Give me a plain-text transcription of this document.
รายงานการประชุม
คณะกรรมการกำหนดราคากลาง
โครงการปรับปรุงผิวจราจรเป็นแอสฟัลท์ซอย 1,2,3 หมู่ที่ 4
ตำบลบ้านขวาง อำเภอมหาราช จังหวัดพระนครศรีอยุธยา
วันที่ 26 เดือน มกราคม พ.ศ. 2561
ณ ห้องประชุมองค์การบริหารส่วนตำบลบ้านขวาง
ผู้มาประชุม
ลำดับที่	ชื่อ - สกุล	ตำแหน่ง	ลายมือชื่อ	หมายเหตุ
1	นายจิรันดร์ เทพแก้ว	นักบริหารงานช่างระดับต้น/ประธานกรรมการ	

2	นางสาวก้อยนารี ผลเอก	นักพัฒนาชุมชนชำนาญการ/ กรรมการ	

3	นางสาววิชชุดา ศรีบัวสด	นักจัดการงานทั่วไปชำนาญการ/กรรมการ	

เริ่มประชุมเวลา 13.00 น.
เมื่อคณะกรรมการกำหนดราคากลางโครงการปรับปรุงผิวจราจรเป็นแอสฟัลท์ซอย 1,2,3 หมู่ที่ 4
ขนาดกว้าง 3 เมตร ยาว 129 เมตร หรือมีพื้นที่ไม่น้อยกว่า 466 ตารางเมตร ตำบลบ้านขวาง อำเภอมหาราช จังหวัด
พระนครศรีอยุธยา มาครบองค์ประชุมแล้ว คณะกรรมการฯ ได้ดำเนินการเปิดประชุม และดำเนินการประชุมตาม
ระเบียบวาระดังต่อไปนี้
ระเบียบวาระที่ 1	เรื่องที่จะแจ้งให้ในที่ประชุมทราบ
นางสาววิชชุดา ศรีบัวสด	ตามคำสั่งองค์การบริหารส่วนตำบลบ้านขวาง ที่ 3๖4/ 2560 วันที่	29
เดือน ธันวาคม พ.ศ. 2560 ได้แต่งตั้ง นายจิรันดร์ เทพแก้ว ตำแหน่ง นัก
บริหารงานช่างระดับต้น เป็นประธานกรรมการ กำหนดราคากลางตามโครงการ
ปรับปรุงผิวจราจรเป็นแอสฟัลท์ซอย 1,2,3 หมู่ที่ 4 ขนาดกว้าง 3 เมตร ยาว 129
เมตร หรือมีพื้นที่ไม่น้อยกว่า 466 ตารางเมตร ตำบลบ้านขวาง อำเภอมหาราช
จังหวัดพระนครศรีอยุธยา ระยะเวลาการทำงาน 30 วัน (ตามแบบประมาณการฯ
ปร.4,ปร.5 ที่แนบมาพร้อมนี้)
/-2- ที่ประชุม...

* * * *

Within the listing above, work out how many lines contain the string "เมตร", and reply with that number only.

3